> _Dataset content_:

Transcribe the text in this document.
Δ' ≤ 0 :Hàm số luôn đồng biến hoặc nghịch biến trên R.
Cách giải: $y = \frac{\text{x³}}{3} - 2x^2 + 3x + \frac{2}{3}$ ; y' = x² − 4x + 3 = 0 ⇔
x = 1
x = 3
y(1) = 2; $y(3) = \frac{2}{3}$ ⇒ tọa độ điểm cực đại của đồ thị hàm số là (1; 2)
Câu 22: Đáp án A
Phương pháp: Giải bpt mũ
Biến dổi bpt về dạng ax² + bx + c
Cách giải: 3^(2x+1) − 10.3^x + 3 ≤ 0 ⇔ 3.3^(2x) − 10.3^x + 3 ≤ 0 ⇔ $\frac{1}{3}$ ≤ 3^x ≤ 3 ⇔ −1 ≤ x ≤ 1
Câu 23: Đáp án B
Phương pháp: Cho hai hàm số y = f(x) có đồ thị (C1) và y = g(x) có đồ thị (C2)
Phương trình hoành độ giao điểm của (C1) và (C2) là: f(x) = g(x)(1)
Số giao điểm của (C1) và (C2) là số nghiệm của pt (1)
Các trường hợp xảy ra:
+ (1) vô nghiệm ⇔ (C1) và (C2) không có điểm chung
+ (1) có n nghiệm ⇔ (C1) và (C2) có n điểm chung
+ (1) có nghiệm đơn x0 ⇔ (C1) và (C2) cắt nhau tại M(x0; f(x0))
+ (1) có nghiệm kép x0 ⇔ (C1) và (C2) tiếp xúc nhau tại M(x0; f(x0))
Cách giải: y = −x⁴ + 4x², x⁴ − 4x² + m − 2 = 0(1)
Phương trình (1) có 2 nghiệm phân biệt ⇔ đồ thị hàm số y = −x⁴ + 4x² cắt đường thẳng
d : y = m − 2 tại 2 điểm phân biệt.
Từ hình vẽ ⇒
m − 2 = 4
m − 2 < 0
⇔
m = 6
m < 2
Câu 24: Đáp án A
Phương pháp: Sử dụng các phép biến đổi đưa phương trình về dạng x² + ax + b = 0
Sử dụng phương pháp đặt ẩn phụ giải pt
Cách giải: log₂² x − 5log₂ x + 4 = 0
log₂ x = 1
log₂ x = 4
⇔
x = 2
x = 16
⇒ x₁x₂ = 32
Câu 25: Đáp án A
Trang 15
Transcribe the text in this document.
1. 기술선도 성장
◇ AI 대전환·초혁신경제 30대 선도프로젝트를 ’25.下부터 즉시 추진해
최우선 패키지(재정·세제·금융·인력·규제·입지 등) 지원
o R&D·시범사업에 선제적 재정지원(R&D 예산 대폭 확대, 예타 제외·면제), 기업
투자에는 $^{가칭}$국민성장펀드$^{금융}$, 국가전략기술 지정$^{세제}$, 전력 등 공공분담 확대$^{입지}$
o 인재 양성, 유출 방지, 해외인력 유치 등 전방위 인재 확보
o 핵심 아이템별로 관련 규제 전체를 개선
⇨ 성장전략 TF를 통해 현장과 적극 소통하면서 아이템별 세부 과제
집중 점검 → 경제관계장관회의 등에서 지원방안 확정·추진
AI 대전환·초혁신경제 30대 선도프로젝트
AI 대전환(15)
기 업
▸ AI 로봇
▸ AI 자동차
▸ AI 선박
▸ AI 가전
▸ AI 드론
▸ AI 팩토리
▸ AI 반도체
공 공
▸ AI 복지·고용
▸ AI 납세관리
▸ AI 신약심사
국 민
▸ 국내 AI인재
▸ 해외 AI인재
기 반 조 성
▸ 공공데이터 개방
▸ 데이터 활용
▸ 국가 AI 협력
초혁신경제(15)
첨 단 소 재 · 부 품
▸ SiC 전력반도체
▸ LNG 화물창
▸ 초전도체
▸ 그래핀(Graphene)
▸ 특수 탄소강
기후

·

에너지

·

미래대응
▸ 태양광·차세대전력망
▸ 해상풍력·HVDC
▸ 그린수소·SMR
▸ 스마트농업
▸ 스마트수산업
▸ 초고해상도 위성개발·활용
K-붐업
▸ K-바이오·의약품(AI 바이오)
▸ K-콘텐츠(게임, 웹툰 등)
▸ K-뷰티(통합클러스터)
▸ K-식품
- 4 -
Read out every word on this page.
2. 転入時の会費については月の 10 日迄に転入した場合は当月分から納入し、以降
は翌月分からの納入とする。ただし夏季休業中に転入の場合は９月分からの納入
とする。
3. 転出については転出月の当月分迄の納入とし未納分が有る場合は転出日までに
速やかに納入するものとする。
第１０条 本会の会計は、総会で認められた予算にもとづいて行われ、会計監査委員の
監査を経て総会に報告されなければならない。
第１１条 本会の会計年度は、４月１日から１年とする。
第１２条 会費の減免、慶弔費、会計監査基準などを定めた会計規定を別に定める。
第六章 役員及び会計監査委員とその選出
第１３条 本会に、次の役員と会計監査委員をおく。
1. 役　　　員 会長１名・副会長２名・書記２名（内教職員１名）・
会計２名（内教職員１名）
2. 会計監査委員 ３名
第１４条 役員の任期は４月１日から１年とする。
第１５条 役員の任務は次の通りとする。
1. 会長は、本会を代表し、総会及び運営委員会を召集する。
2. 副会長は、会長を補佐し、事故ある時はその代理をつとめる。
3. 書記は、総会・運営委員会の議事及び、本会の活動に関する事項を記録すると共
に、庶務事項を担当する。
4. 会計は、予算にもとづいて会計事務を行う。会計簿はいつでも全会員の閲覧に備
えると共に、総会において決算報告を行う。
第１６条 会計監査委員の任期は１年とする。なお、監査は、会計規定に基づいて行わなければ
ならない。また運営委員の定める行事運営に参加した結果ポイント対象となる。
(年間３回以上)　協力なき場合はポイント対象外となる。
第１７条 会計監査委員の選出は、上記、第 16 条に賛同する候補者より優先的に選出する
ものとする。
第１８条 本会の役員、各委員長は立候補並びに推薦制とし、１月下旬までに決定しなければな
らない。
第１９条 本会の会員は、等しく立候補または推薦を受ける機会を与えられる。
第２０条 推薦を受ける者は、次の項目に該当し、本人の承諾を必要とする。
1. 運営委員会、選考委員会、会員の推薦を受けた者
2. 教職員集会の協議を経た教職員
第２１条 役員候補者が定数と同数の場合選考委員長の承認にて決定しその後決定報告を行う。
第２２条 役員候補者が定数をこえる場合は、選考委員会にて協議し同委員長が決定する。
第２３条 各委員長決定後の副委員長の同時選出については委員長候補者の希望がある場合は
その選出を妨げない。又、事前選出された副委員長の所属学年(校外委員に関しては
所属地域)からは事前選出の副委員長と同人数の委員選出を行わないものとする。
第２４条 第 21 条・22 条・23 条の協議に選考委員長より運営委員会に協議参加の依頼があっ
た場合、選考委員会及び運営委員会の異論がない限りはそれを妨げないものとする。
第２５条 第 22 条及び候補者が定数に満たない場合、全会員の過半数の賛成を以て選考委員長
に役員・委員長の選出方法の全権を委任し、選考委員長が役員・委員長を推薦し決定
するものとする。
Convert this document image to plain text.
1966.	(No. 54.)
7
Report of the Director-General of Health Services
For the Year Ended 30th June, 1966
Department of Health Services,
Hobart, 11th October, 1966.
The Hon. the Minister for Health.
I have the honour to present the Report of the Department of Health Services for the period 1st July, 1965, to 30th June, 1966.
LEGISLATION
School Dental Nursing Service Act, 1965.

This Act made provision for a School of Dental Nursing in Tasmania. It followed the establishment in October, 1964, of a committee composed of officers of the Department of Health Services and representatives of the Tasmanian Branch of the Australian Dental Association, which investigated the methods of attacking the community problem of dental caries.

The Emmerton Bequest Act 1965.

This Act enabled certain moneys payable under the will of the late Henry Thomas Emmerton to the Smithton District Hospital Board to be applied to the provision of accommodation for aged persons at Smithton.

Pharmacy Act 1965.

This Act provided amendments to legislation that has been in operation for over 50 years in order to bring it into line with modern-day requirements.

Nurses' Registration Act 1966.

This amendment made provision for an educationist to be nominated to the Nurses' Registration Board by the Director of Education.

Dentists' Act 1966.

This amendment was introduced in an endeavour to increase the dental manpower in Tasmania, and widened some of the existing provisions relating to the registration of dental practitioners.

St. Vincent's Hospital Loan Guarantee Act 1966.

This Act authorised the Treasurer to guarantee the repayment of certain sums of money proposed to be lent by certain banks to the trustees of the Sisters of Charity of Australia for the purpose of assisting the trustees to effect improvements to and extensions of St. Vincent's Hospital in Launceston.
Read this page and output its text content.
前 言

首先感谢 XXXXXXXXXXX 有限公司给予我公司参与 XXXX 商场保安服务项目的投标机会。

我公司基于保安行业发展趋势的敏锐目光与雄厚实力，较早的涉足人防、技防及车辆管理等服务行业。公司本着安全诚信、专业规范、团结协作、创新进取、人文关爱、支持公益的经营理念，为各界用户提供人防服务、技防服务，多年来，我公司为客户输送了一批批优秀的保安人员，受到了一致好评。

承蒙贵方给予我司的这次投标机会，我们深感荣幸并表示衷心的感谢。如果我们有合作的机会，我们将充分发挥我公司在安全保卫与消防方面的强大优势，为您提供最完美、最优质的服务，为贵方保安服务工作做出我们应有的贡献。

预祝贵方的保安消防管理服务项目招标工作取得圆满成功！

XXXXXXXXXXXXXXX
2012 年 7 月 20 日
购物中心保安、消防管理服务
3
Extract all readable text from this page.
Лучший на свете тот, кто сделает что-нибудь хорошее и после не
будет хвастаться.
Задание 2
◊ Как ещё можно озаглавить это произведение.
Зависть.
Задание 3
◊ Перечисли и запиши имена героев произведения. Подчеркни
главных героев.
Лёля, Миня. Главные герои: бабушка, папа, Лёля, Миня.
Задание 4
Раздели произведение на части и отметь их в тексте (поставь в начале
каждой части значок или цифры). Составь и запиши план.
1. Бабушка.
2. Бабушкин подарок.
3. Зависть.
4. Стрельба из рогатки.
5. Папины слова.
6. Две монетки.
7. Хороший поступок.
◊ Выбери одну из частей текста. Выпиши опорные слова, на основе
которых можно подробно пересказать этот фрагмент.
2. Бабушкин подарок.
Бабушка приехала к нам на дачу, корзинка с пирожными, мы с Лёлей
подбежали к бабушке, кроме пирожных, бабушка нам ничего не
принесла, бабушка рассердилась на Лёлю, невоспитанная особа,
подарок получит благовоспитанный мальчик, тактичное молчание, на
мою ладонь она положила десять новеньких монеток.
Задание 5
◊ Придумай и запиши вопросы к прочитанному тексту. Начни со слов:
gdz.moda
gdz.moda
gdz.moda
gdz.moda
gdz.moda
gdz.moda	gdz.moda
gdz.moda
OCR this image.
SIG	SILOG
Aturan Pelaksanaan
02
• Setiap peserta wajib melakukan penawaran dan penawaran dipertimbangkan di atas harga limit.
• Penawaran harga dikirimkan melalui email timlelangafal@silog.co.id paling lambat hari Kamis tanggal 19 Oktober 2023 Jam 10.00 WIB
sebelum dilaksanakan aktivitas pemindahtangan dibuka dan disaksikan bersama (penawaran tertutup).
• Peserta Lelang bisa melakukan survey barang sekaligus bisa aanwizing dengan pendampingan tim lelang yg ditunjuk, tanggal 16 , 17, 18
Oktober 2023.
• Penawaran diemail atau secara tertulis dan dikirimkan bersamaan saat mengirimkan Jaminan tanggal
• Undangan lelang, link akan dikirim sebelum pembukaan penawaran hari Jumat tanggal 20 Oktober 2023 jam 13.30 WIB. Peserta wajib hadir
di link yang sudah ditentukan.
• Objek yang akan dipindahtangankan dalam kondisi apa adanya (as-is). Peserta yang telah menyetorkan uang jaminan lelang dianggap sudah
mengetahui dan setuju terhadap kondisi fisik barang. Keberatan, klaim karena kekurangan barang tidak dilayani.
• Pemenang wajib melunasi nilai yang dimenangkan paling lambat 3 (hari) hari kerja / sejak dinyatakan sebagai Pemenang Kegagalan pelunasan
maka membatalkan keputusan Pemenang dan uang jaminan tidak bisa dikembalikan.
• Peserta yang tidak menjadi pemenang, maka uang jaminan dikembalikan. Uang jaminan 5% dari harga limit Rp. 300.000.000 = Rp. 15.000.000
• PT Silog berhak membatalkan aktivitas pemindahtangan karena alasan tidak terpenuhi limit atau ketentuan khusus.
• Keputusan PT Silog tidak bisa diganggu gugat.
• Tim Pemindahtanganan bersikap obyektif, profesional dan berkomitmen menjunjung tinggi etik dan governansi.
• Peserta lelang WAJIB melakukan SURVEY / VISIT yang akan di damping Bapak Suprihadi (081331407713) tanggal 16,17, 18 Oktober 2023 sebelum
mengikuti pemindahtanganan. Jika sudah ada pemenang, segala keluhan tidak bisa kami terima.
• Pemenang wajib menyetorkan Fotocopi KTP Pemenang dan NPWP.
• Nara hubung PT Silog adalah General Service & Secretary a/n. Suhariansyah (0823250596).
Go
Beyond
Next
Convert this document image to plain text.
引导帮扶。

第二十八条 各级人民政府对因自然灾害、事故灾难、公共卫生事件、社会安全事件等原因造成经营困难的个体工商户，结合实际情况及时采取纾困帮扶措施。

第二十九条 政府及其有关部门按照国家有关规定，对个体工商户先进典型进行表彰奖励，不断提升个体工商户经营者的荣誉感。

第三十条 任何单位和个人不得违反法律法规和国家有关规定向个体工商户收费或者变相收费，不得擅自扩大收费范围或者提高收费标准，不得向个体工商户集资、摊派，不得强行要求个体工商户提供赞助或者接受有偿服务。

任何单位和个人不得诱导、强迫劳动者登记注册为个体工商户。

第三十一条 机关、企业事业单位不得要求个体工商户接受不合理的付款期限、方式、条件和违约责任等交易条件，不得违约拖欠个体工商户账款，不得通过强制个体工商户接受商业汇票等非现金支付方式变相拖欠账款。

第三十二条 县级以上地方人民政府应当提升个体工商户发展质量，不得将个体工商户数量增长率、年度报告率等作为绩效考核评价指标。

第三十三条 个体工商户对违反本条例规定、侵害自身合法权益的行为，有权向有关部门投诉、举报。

> _Work to do_: Scan the material above. Copy each line that holds the word "maka".

> _Solution to the exercise_:
maka membatalkan keputusan Pemenang dan uang jaminan tidak bisa dikembalikan.
• Peserta yang tidak menjadi pemenang, maka uang jaminan dikembalikan. Uang jaminan 5% dari harga limit Rp. 300.000.000 = Rp. 15.000.000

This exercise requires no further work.